(Extracted data entries)
********
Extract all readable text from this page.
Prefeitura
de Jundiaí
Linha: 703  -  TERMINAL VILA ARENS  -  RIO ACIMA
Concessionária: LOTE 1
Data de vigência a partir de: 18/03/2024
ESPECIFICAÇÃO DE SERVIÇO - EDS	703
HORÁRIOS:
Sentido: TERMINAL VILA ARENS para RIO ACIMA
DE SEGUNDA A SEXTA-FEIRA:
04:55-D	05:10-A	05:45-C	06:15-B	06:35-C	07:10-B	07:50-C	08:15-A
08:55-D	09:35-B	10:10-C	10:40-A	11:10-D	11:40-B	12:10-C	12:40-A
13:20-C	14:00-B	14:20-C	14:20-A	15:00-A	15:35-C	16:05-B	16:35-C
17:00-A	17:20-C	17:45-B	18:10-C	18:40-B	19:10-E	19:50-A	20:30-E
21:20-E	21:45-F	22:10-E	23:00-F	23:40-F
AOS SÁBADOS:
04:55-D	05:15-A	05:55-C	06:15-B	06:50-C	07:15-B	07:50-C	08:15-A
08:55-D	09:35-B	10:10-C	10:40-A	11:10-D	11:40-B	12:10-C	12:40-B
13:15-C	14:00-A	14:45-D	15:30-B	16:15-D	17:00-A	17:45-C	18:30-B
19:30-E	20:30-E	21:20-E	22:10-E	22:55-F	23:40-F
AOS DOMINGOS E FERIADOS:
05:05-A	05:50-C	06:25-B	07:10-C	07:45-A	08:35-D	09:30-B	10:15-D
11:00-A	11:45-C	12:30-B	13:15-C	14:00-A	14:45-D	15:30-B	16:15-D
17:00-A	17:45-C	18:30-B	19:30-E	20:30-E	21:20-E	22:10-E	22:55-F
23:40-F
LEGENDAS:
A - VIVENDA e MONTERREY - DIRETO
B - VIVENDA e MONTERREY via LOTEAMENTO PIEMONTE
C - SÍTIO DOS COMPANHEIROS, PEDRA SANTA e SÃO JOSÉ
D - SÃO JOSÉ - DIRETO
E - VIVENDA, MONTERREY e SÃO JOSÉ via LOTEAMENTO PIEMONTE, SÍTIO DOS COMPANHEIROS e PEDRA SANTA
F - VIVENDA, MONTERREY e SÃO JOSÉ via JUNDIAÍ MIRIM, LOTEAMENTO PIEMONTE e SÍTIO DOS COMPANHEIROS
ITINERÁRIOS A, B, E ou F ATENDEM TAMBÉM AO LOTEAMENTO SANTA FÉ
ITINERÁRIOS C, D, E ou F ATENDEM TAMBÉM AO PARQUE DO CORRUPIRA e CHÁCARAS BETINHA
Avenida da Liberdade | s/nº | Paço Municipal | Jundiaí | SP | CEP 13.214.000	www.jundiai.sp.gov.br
********
* Prompt *
Output the records verbatim, from the first line to the last.

* Written response *
Extract all readable text from this page.
Prefeitura
de Jundiaí
Linha: 703  -  TERMINAL VILA ARENS  -  RIO ACIMA
Concessionária: LOTE 1
Data de vigência a partir de: 18/03/2024
ESPECIFICAÇÃO DE SERVIÇO - EDS	703
HORÁRIOS:
Sentido: TERMINAL VILA ARENS para RIO ACIMA
DE SEGUNDA A SEXTA-FEIRA:
04:55-D	05:10-A	05:45-C	06:15-B	06:35-C	07:10-B	07:50-C	08:15-A
08:55-D	09:35-B	10:10-C	10:40-A	11:10-D	11:40-B	12:10-C	12:40-A
13:20-C	14:00-B	14:20-C	14:20-A	15:00-A	15:35-C	16:05-B	16:35-C
17:00-A	17:20-C	17:45-B	18:10-C	18:40-B	19:10-E	19:50-A	20:30-E
21:20-E	21:45-F	22:10-E	23:00-F	23:40-F
AOS SÁBADOS:
04:55-D	05:15-A	05:55-C	06:15-B	06:50-C	07:15-B	07:50-C	08:15-A
08:55-D	09:35-B	10:10-C	10:40-A	11:10-D	11:40-B	12:10-C	12:40-B
13:15-C	14:00-A	14:45-D	15:30-B	16:15-D	17:00-A	17:45-C	18:30-B
19:30-E	20:30-E	21:20-E	22:10-E	22:55-F	23:40-F
AOS DOMINGOS E FERIADOS:
05:05-A	05:50-C	06:25-B	07:10-C	07:45-A	08:35-D	09:30-B	10:15-D
11:00-A	11:45-C	12:30-B	13:15-C	14:00-A	14:45-D	15:30-B	16:15-D
17:00-A	17:45-C	18:30-B	19:30-E	20:30-E	21:20-E	22:10-E	22:55-F
23:40-F
LEGENDAS:
A - VIVENDA e MONTERREY - DIRETO
B - VIVENDA e MONTERREY via LOTEAMENTO PIEMONTE
C - SÍTIO DOS COMPANHEIROS, PEDRA SANTA e SÃO JOSÉ
D - SÃO JOSÉ - DIRETO
E - VIVENDA, MONTERREY e SÃO JOSÉ via LOTEAMENTO PIEMONTE, SÍTIO DOS COMPANHEIROS e PEDRA SANTA
F - VIVENDA, MONTERREY e SÃO JOSÉ via JUNDIAÍ MIRIM, LOTEAMENTO PIEMONTE e SÍTIO DOS COMPANHEIROS
ITINERÁRIOS A, B, E ou F ATENDEM TAMBÉM AO LOTEAMENTO SANTA FÉ
ITINERÁRIOS C, D, E ou F ATENDEM TAMBÉM AO PARQUE DO CORRUPIRA e CHÁCARAS BETINHA
Avenida da Liberdade | s/nº | Paço Municipal | Jundiaí | SP | CEP 13.214.000	www.jundiai.sp.gov.br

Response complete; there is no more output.